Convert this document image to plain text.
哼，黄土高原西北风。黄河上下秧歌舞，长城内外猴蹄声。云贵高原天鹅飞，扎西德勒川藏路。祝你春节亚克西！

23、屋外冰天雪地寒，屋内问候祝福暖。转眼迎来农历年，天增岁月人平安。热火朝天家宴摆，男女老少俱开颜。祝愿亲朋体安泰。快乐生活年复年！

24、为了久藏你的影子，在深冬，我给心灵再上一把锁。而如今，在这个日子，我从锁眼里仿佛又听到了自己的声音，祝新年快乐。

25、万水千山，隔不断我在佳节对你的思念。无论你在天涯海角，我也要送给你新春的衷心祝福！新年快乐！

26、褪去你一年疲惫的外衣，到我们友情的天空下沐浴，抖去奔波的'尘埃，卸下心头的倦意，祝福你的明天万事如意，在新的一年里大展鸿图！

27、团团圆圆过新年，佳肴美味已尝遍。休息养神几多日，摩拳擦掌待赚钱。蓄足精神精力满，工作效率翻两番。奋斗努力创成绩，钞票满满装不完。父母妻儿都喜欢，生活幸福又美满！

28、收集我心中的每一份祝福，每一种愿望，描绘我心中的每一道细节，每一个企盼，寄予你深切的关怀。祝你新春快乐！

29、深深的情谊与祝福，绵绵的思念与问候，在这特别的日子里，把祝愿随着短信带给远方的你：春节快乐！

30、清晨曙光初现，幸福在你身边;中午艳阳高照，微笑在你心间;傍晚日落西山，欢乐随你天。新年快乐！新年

WORK TO BE COMPLETED: Restate the data above word for word.

FULL SOLUTION:
Convert this document image to plain text.
哼，黄土高原西北风。黄河上下秧歌舞，长城内外猴蹄声。云贵高原天鹅飞，扎西德勒川藏路。祝你春节亚克西！

23、屋外冰天雪地寒，屋内问候祝福暖。转眼迎来农历年，天增岁月人平安。热火朝天家宴摆，男女老少俱开颜。祝愿亲朋体安泰。快乐生活年复年！

24、为了久藏你的影子，在深冬，我给心灵再上一把锁。而如今，在这个日子，我从锁眼里仿佛又听到了自己的声音，祝新年快乐。

25、万水千山，隔不断我在佳节对你的思念。无论你在天涯海角，我也要送给你新春的衷心祝福！新年快乐！

26、褪去你一年疲惫的外衣，到我们友情的天空下沐浴，抖去奔波的'尘埃，卸下心头的倦意，祝福你的明天万事如意，在新的一年里大展鸿图！

27、团团圆圆过新年，佳肴美味已尝遍。休息养神几多日，摩拳擦掌待赚钱。蓄足精神精力满，工作效率翻两番。奋斗努力创成绩，钞票满满装不完。父母妻儿都喜欢，生活幸福又美满！

28、收集我心中的每一份祝福，每一种愿望，描绘我心中的每一道细节，每一个企盼，寄予你深切的关怀。祝你新春快乐！

29、深深的情谊与祝福，绵绵的思念与问候，在这特别的日子里，把祝愿随着短信带给远方的你：春节快乐！

30、清晨曙光初现，幸福在你身边;中午艳阳高照，微笑在你心间;傍晚日落西山，欢乐随你天。新年快乐！新年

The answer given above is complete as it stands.